(Extracts from a graphics dataset)
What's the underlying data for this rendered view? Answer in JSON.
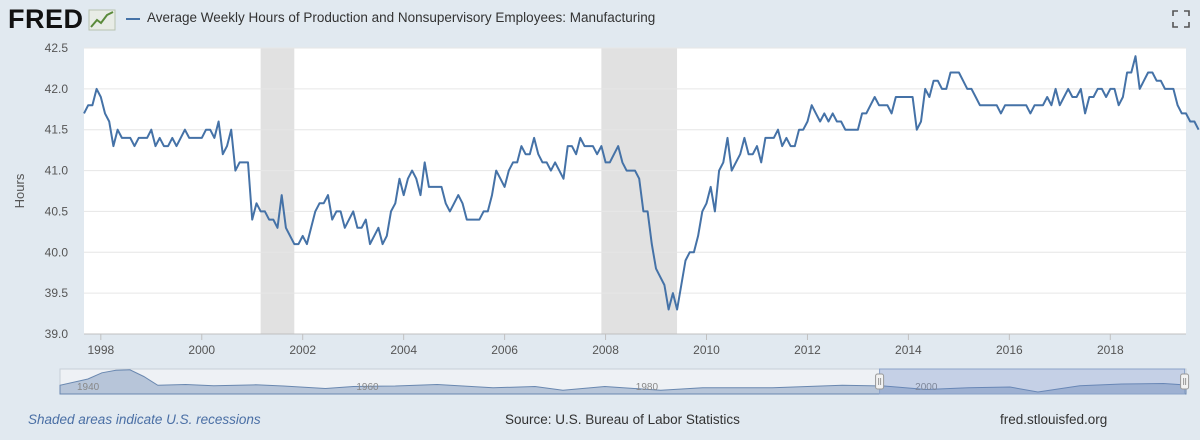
{
  "header": {
    "logo_text": "FRED",
    "logo_icon": "line-chart-icon",
    "series_title": "Average Weekly Hours of Production and Nonsupervisory Employees: Manufacturing",
    "expand_icon": "expand-icon",
    "series_color": "#4572a7"
  },
  "footer": {
    "recession_note": "Shaded areas indicate U.S. recessions",
    "source": "Source: U.S. Bureau of Labor Statistics",
    "site": "fred.stlouisfed.org"
  },
  "chart_data": {
    "type": "line",
    "title": "Average Weekly Hours of Production and Nonsupervisory Employees: Manufacturing",
    "xlabel": "",
    "ylabel": "Hours",
    "ylim": [
      39.0,
      42.5
    ],
    "xlim": [
      "1997-09-01",
      "2019-07-01"
    ],
    "yticks": [
      "39.0",
      "39.5",
      "40.0",
      "40.5",
      "41.0",
      "41.5",
      "42.0",
      "42.5"
    ],
    "xticks": [
      "1998",
      "2000",
      "2002",
      "2004",
      "2006",
      "2008",
      "2010",
      "2012",
      "2014",
      "2016",
      "2018"
    ],
    "grid": true,
    "recessions": [
      {
        "start": "2001-03-01",
        "end": "2001-11-01"
      },
      {
        "start": "2007-12-01",
        "end": "2009-06-01"
      }
    ],
    "series": [
      {
        "name": "Average Weekly Hours of Production and Nonsupervisory Employees: Manufacturing",
        "color": "#4572a7",
        "start": "1997-09",
        "frequency": "monthly",
        "values": [
          41.7,
          41.8,
          41.8,
          42.0,
          41.9,
          41.7,
          41.6,
          41.3,
          41.5,
          41.4,
          41.4,
          41.4,
          41.3,
          41.4,
          41.4,
          41.4,
          41.5,
          41.3,
          41.4,
          41.3,
          41.3,
          41.4,
          41.3,
          41.4,
          41.5,
          41.4,
          41.4,
          41.4,
          41.4,
          41.5,
          41.5,
          41.4,
          41.6,
          41.2,
          41.3,
          41.5,
          41.0,
          41.1,
          41.1,
          41.1,
          40.4,
          40.6,
          40.5,
          40.5,
          40.4,
          40.4,
          40.3,
          40.7,
          40.3,
          40.2,
          40.1,
          40.1,
          40.2,
          40.1,
          40.3,
          40.5,
          40.6,
          40.6,
          40.7,
          40.4,
          40.5,
          40.5,
          40.3,
          40.4,
          40.5,
          40.3,
          40.3,
          40.4,
          40.1,
          40.2,
          40.3,
          40.1,
          40.2,
          40.5,
          40.6,
          40.9,
          40.7,
          40.9,
          41.0,
          40.9,
          40.7,
          41.1,
          40.8,
          40.8,
          40.8,
          40.8,
          40.6,
          40.5,
          40.6,
          40.7,
          40.6,
          40.4,
          40.4,
          40.4,
          40.4,
          40.5,
          40.5,
          40.7,
          41.0,
          40.9,
          40.8,
          41.0,
          41.1,
          41.1,
          41.3,
          41.2,
          41.2,
          41.4,
          41.2,
          41.1,
          41.1,
          41.0,
          41.1,
          41.0,
          40.9,
          41.3,
          41.3,
          41.2,
          41.4,
          41.3,
          41.3,
          41.3,
          41.2,
          41.3,
          41.1,
          41.1,
          41.2,
          41.3,
          41.1,
          41.0,
          41.0,
          41.0,
          40.9,
          40.5,
          40.5,
          40.1,
          39.8,
          39.7,
          39.6,
          39.3,
          39.5,
          39.3,
          39.6,
          39.9,
          40.0,
          40.0,
          40.2,
          40.5,
          40.6,
          40.8,
          40.5,
          41.0,
          41.1,
          41.4,
          41.0,
          41.1,
          41.2,
          41.4,
          41.2,
          41.2,
          41.3,
          41.1,
          41.4,
          41.4,
          41.4,
          41.5,
          41.3,
          41.4,
          41.3,
          41.3,
          41.5,
          41.5,
          41.6,
          41.8,
          41.7,
          41.6,
          41.7,
          41.6,
          41.7,
          41.6,
          41.6,
          41.5,
          41.5,
          41.5,
          41.5,
          41.7,
          41.7,
          41.8,
          41.9,
          41.8,
          41.8,
          41.8,
          41.7,
          41.9,
          41.9,
          41.9,
          41.9,
          41.9,
          41.5,
          41.6,
          42.0,
          41.9,
          42.1,
          42.1,
          42.0,
          42.0,
          42.2,
          42.2,
          42.2,
          42.1,
          42.0,
          42.0,
          41.9,
          41.8,
          41.8,
          41.8,
          41.8,
          41.8,
          41.7,
          41.8,
          41.8,
          41.8,
          41.8,
          41.8,
          41.8,
          41.7,
          41.8,
          41.8,
          41.8,
          41.9,
          41.8,
          42.0,
          41.8,
          41.9,
          42.0,
          41.9,
          41.9,
          42.0,
          41.7,
          41.9,
          41.9,
          42.0,
          42.0,
          41.9,
          42.0,
          42.0,
          41.8,
          41.9,
          42.2,
          42.2,
          42.4,
          42.0,
          42.1,
          42.2,
          42.2,
          42.1,
          42.1,
          42.0,
          42.0,
          42.0,
          41.8,
          41.7,
          41.7,
          41.6,
          41.6,
          41.5
        ]
      }
    ],
    "navigator": {
      "start_label": "1940",
      "mid_labels": [
        "1960",
        "1980",
        "2000"
      ],
      "selected_range": [
        "1997-09-01",
        "2019-07-01"
      ]
    }
  }
}
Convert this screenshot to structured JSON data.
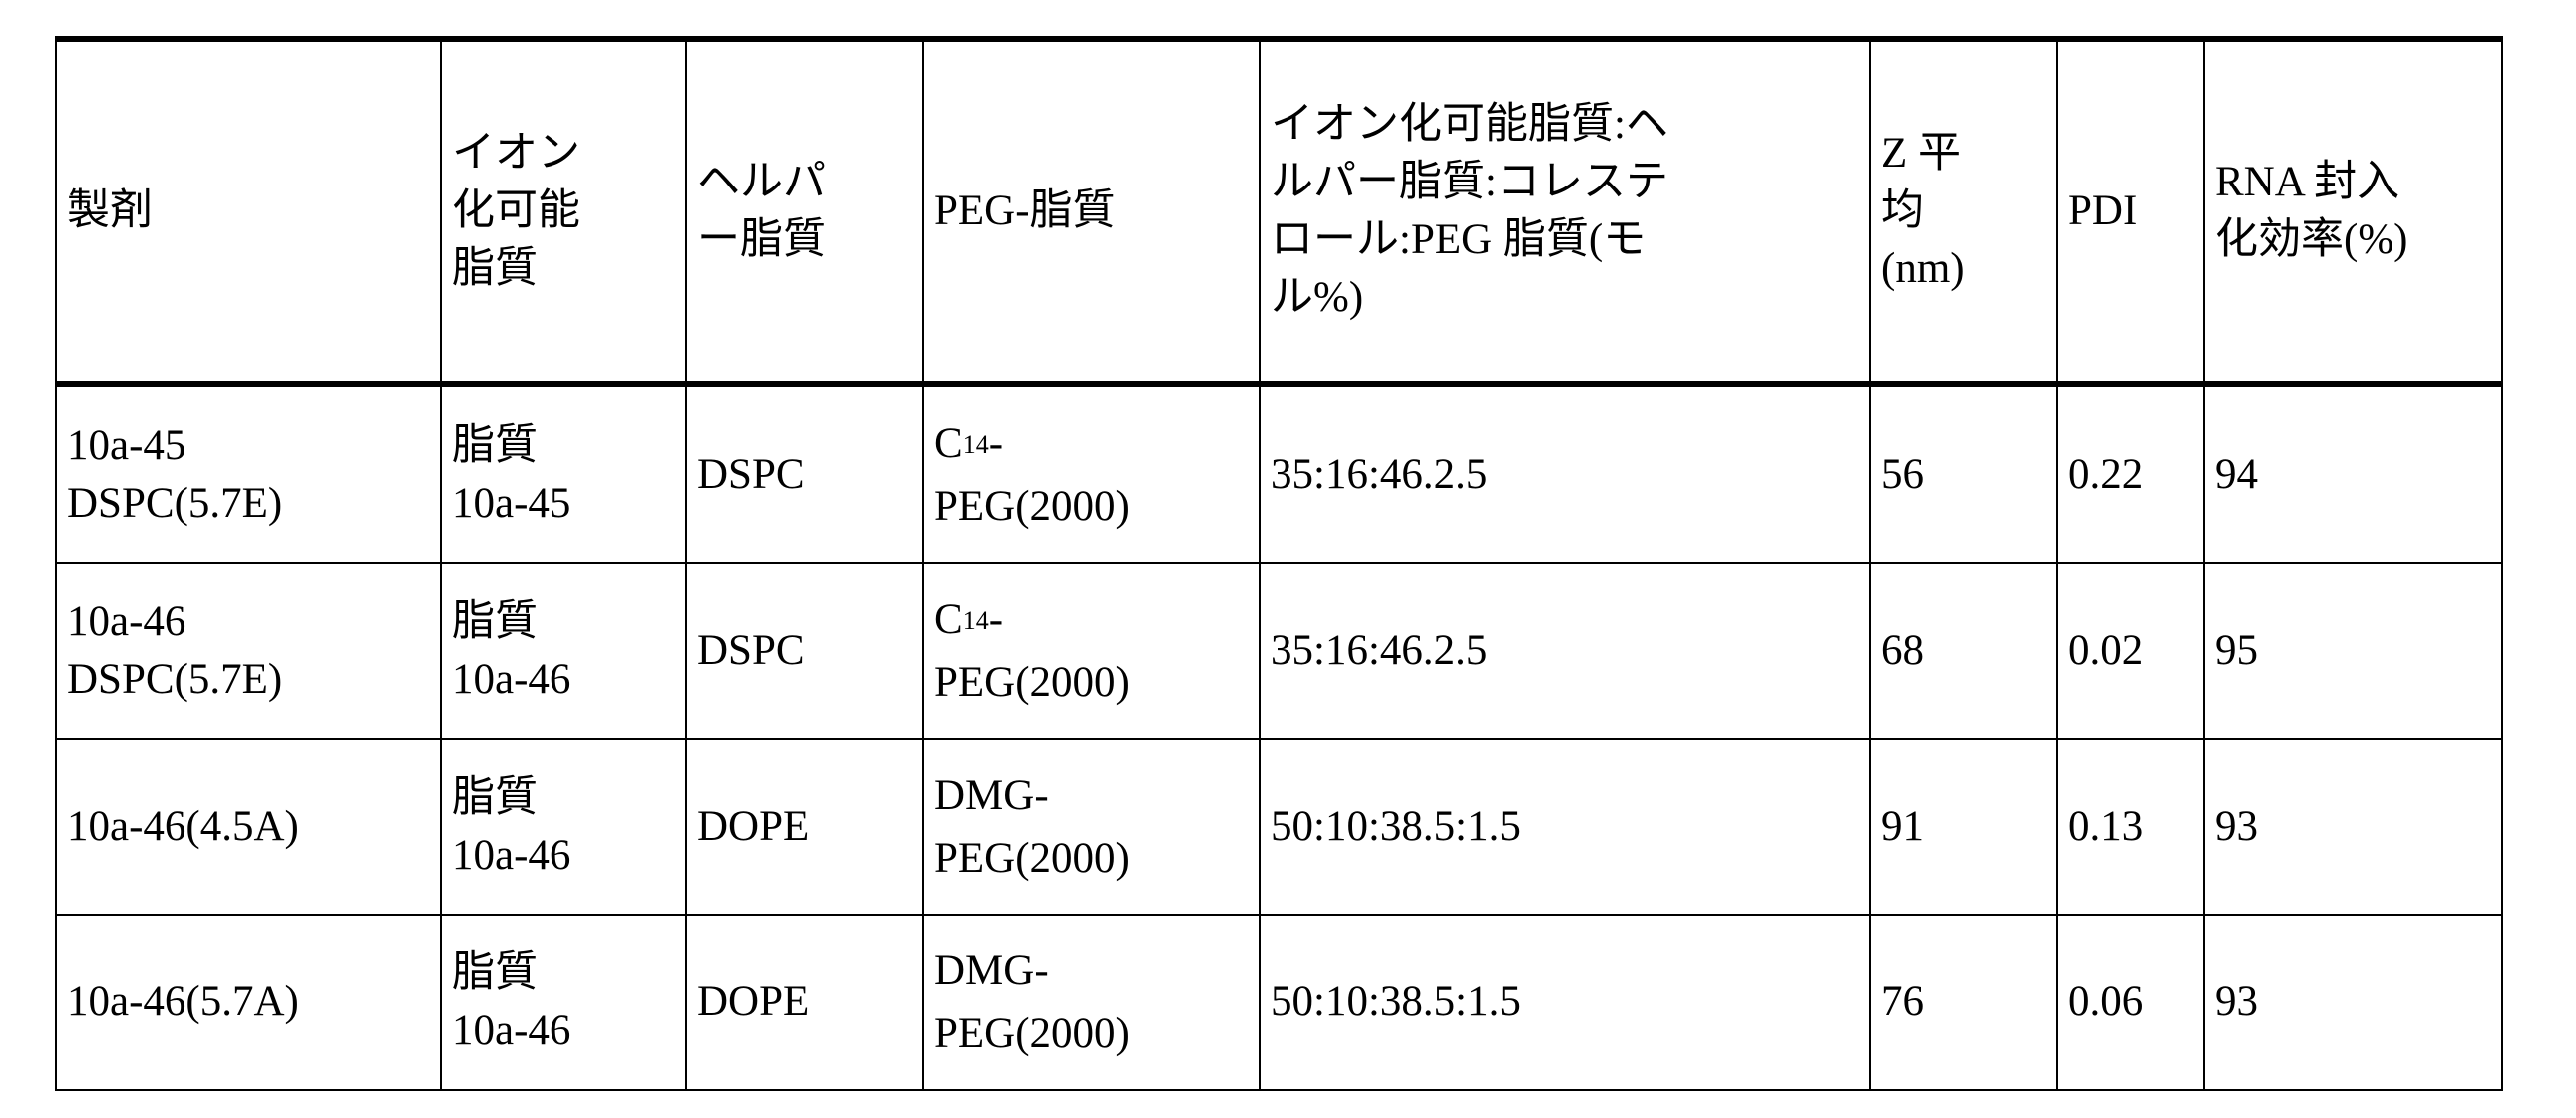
{
  "table": {
    "headers": [
      [
        "製剤"
      ],
      [
        "イオン",
        "化可能",
        "脂質"
      ],
      [
        "ヘルパ",
        "ー脂質"
      ],
      [
        "PEG-脂質"
      ],
      [
        "イオン化可能脂質:ヘ",
        "ルパー脂質:コレステ",
        "ロール:PEG 脂質(モ",
        "ル%)"
      ],
      [
        "Z 平",
        "均",
        "(nm)"
      ],
      [
        "PDI"
      ],
      [
        "RNA 封入",
        "化効率(%)"
      ]
    ],
    "rows": [
      {
        "formulation": [
          "10a-45",
          "DSPC(5.7E)"
        ],
        "ionizable": [
          "脂質",
          "10a-45"
        ],
        "helper": "DSPC",
        "peg_prefix": "C",
        "peg_sub": "14",
        "peg_suffix": "-",
        "peg_line2": "PEG(2000)",
        "ratio": "35:16:46.2.5",
        "z": "56",
        "pdi": "0.22",
        "eff": "94"
      },
      {
        "formulation": [
          "10a-46",
          "DSPC(5.7E)"
        ],
        "ionizable": [
          "脂質",
          "10a-46"
        ],
        "helper": "DSPC",
        "peg_prefix": "C",
        "peg_sub": "14",
        "peg_suffix": "-",
        "peg_line2": "PEG(2000)",
        "ratio": "35:16:46.2.5",
        "z": "68",
        "pdi": "0.02",
        "eff": "95"
      },
      {
        "formulation": [
          "10a-46(4.5A)"
        ],
        "ionizable": [
          "脂質",
          "10a-46"
        ],
        "helper": "DOPE",
        "peg_prefix": "DMG",
        "peg_sub": "",
        "peg_suffix": "-",
        "peg_line2": "PEG(2000)",
        "ratio": "50:10:38.5:1.5",
        "z": "91",
        "pdi": "0.13",
        "eff": "93"
      },
      {
        "formulation": [
          "10a-46(5.7A)"
        ],
        "ionizable": [
          "脂質",
          "10a-46"
        ],
        "helper": "DOPE",
        "peg_prefix": "DMG",
        "peg_sub": "",
        "peg_suffix": "-",
        "peg_line2": "PEG(2000)",
        "ratio": "50:10:38.5:1.5",
        "z": "76",
        "pdi": "0.06",
        "eff": "93"
      }
    ]
  }
}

Task to carry out -
Your task is to set down the records shown above exactly, minus any pictures.

Reply to the exercise -
What's the underlying data for this rendered view? Answer in JSON.
{
  "header": {
    "logo_text": "FRED",
    "logo_icon": "line-chart-icon",
    "series_title": "Average Weekly Hours of Production and Nonsupervisory Employees: Manufacturing",
    "expand_icon": "expand-icon",
    "series_color": "#4572a7"
  },
  "footer": {
    "recession_note": "Shaded areas indicate U.S. recessions",
    "source": "Source: U.S. Bureau of Labor Statistics",
    "site": "fred.stlouisfed.org"
  },
  "chart_data": {
    "type": "line",
    "title": "Average Weekly Hours of Production and Nonsupervisory Employees: Manufacturing",
    "xlabel": "",
    "ylabel": "Hours",
    "ylim": [
      39.0,
      42.5
    ],
    "xlim": [
      "1997-09-01",
      "2019-07-01"
    ],
    "yticks": [
      "39.0",
      "39.5",
      "40.0",
      "40.5",
      "41.0",
      "41.5",
      "42.0",
      "42.5"
    ],
    "xticks": [
      "1998",
      "2000",
      "2002",
      "2004",
      "2006",
      "2008",
      "2010",
      "2012",
      "2014",
      "2016",
      "2018"
    ],
    "grid": true,
    "recessions": [
      {
        "start": "2001-03-01",
        "end": "2001-11-01"
      },
      {
        "start": "2007-12-01",
        "end": "2009-06-01"
      }
    ],
    "series": [
      {
        "name": "Average Weekly Hours of Production and Nonsupervisory Employees: Manufacturing",
        "color": "#4572a7",
        "start": "1997-09",
        "frequency": "monthly",
        "values": [
          41.7,
          41.8,
          41.8,
          42.0,
          41.9,
          41.7,
          41.6,
          41.3,
          41.5,
          41.4,
          41.4,
          41.4,
          41.3,
          41.4,
          41.4,
          41.4,
          41.5,
          41.3,
          41.4,
          41.3,
          41.3,
          41.4,
          41.3,
          41.4,
          41.5,
          41.4,
          41.4,
          41.4,
          41.4,
          41.5,
          41.5,
          41.4,
          41.6,
          41.2,
          41.3,
          41.5,
          41.0,
          41.1,
          41.1,
          41.1,
          40.4,
          40.6,
          40.5,
          40.5,
          40.4,
          40.4,
          40.3,
          40.7,
          40.3,
          40.2,
          40.1,
          40.1,
          40.2,
          40.1,
          40.3,
          40.5,
          40.6,
          40.6,
          40.7,
          40.4,
          40.5,
          40.5,
          40.3,
          40.4,
          40.5,
          40.3,
          40.3,
          40.4,
          40.1,
          40.2,
          40.3,
          40.1,
          40.2,
          40.5,
          40.6,
          40.9,
          40.7,
          40.9,
          41.0,
          40.9,
          40.7,
          41.1,
          40.8,
          40.8,
          40.8,
          40.8,
          40.6,
          40.5,
          40.6,
          40.7,
          40.6,
          40.4,
          40.4,
          40.4,
          40.4,
          40.5,
          40.5,
          40.7,
          41.0,
          40.9,
          40.8,
          41.0,
          41.1,
          41.1,
          41.3,
          41.2,
          41.2,
          41.4,
          41.2,
          41.1,
          41.1,
          41.0,
          41.1,
          41.0,
          40.9,
          41.3,
          41.3,
          41.2,
          41.4,
          41.3,
          41.3,
          41.3,
          41.2,
          41.3,
          41.1,
          41.1,
          41.2,
          41.3,
          41.1,
          41.0,
          41.0,
          41.0,
          40.9,
          40.5,
          40.5,
          40.1,
          39.8,
          39.7,
          39.6,
          39.3,
          39.5,
          39.3,
          39.6,
          39.9,
          40.0,
          40.0,
          40.2,
          40.5,
          40.6,
          40.8,
          40.5,
          41.0,
          41.1,
          41.4,
          41.0,
          41.1,
          41.2,
          41.4,
          41.2,
          41.2,
          41.3,
          41.1,
          41.4,
          41.4,
          41.4,
          41.5,
          41.3,
          41.4,
          41.3,
          41.3,
          41.5,
          41.5,
          41.6,
          41.8,
          41.7,
          41.6,
          41.7,
          41.6,
          41.7,
          41.6,
          41.6,
          41.5,
          41.5,
          41.5,
          41.5,
          41.7,
          41.7,
          41.8,
          41.9,
          41.8,
          41.8,
          41.8,
          41.7,
          41.9,
          41.9,
          41.9,
          41.9,
          41.9,
          41.5,
          41.6,
          42.0,
          41.9,
          42.1,
          42.1,
          42.0,
          42.0,
          42.2,
          42.2,
          42.2,
          42.1,
          42.0,
          42.0,
          41.9,
          41.8,
          41.8,
          41.8,
          41.8,
          41.8,
          41.7,
          41.8,
          41.8,
          41.8,
          41.8,
          41.8,
          41.8,
          41.7,
          41.8,
          41.8,
          41.8,
          41.9,
          41.8,
          42.0,
          41.8,
          41.9,
          42.0,
          41.9,
          41.9,
          42.0,
          41.7,
          41.9,
          41.9,
          42.0,
          42.0,
          41.9,
          42.0,
          42.0,
          41.8,
          41.9,
          42.2,
          42.2,
          42.4,
          42.0,
          42.1,
          42.2,
          42.2,
          42.1,
          42.1,
          42.0,
          42.0,
          42.0,
          41.8,
          41.7,
          41.7,
          41.6,
          41.6,
          41.5
        ]
      }
    ],
    "navigator": {
      "start_label": "1940",
      "mid_labels": [
        "1960",
        "1980",
        "2000"
      ],
      "selected_range": [
        "1997-09-01",
        "2019-07-01"
      ]
    }
  }
}
Convert this screenshot to structured JSON data.
{
  "table": {
    "headers": [
      [
        "製剤"
      ],
      [
        "イオン",
        "化可能",
        "脂質"
      ],
      [
        "ヘルパ",
        "ー脂質"
      ],
      [
        "PEG-脂質"
      ],
      [
        "イオン化可能脂質:ヘ",
        "ルパー脂質:コレステ",
        "ロール:PEG 脂質(モ",
        "ル%)"
      ],
      [
        "Z 平",
        "均",
        "(nm)"
      ],
      [
        "PDI"
      ],
      [
        "RNA 封入",
        "化効率(%)"
      ]
    ],
    "rows": [
      {
        "formulation": [
          "10a-45",
          "DSPC(5.7E)"
        ],
        "ionizable": [
          "脂質",
          "10a-45"
        ],
        "helper": "DSPC",
        "peg_prefix": "C",
        "peg_sub": "14",
        "peg_suffix": "-",
        "peg_line2": "PEG(2000)",
        "ratio": "35:16:46.2.5",
        "z": "56",
        "pdi": "0.22",
        "eff": "94"
      },
      {
        "formulation": [
          "10a-46",
          "DSPC(5.7E)"
        ],
        "ionizable": [
          "脂質",
          "10a-46"
        ],
        "helper": "DSPC",
        "peg_prefix": "C",
        "peg_sub": "14",
        "peg_suffix": "-",
        "peg_line2": "PEG(2000)",
        "ratio": "35:16:46.2.5",
        "z": "68",
        "pdi": "0.02",
        "eff": "95"
      },
      {
        "formulation": [
          "10a-46(4.5A)"
        ],
        "ionizable": [
          "脂質",
          "10a-46"
        ],
        "helper": "DOPE",
        "peg_prefix": "DMG",
        "peg_sub": "",
        "peg_suffix": "-",
        "peg_line2": "PEG(2000)",
        "ratio": "50:10:38.5:1.5",
        "z": "91",
        "pdi": "0.13",
        "eff": "93"
      },
      {
        "formulation": [
          "10a-46(5.7A)"
        ],
        "ionizable": [
          "脂質",
          "10a-46"
        ],
        "helper": "DOPE",
        "peg_prefix": "DMG",
        "peg_sub": "",
        "peg_suffix": "-",
        "peg_line2": "PEG(2000)",
        "ratio": "50:10:38.5:1.5",
        "z": "76",
        "pdi": "0.06",
        "eff": "93"
      }
    ]
  }
}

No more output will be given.